RAW RECORDS:
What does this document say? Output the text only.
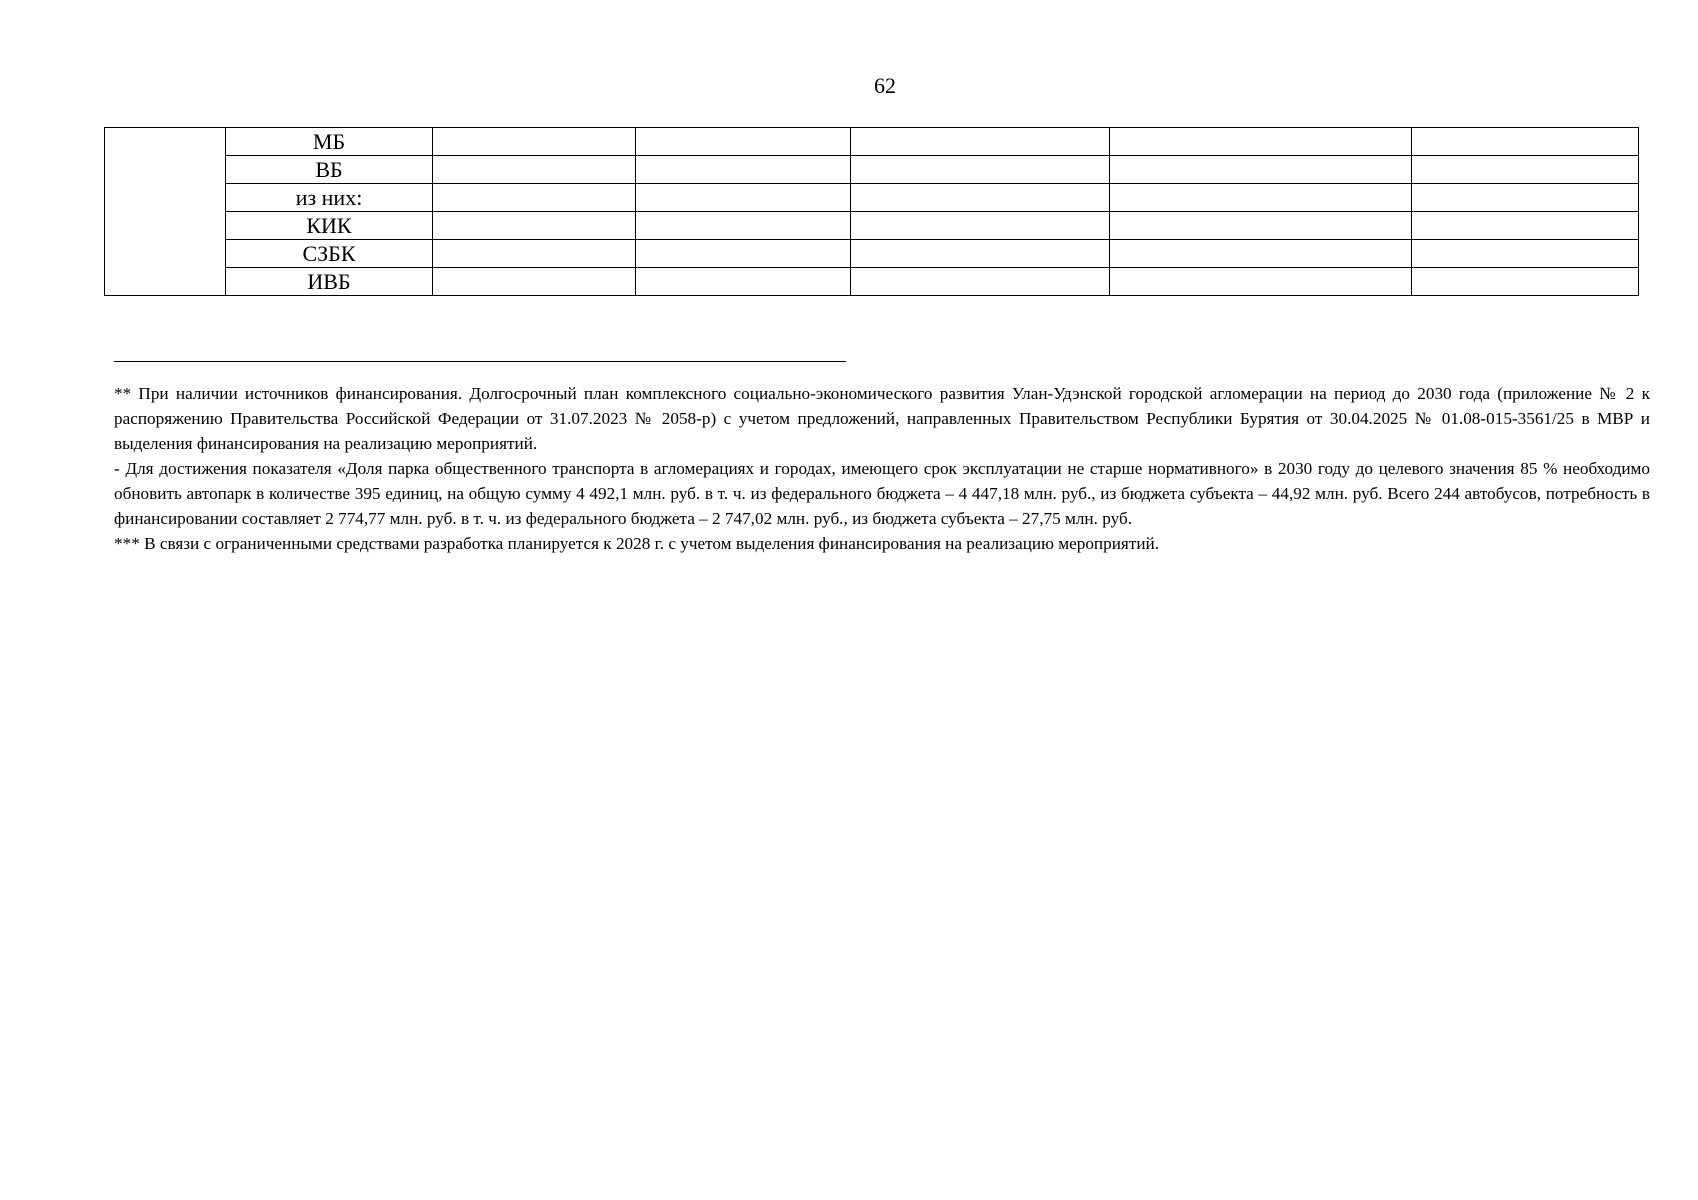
62
	МБ					
	ВБ					
	из них:					
	КИК					
	СЗБК					
	ИВБ					

** При наличии источников финансирования. Долгосрочный план комплексного социально-экономического развития Улан-Удэнской городской агломерации на период до 2030 года (приложение № 2 к распоряжению Правительства Российской Федерации от 31.07.2023 № 2058-р) с учетом предложений, направленных Правительством Республики Бурятия от 30.04.2025 № 01.08-015-3561/25 в МВР и выделения финансирования на реализацию мероприятий.

- Для достижения показателя «Доля парка общественного транспорта в агломерациях и городах, имеющего срок эксплуатации не старше нормативного» в 2030 году до целевого значения 85 % необходимо обновить автопарк в количестве 395 единиц, на общую сумму 4 492,1 млн. руб. в т. ч. из федерального бюджета – 4 447,18 млн. руб., из бюджета субъекта – 44,92 млн. руб. Всего 244 автобусов, потребность в финансировании составляет 2 774,77 млн. руб. в т. ч. из федерального бюджета – 2 747,02 млн. руб., из бюджета субъекта – 27,75 млн. руб.

*** В связи с ограниченными средствами разработка планируется к 2028 г. с учетом выделения финансирования на реализацию мероприятий.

WHAT IS BEING ASKED:
Reproduce the entries above word for word. Pictures stay out.

RESULT OF THIS EXERCISE:
What does this document say? Output the text only.
62
	МБ					
	ВБ					
	из них:					
	КИК					
	СЗБК					
	ИВБ					

** При наличии источников финансирования. Долгосрочный план комплексного социально-экономического развития Улан-Удэнской городской агломерации на период до 2030 года (приложение № 2 к распоряжению Правительства Российской Федерации от 31.07.2023 № 2058-р) с учетом предложений, направленных Правительством Республики Бурятия от 30.04.2025 № 01.08-015-3561/25 в МВР и выделения финансирования на реализацию мероприятий.

- Для достижения показателя «Доля парка общественного транспорта в агломерациях и городах, имеющего срок эксплуатации не старше нормативного» в 2030 году до целевого значения 85 % необходимо обновить автопарк в количестве 395 единиц, на общую сумму 4 492,1 млн. руб. в т. ч. из федерального бюджета – 4 447,18 млн. руб., из бюджета субъекта – 44,92 млн. руб. Всего 244 автобусов, потребность в финансировании составляет 2 774,77 млн. руб. в т. ч. из федерального бюджета – 2 747,02 млн. руб., из бюджета субъекта – 27,75 млн. руб.

*** В связи с ограниченными средствами разработка планируется к 2028 г. с учетом выделения финансирования на реализацию мероприятий.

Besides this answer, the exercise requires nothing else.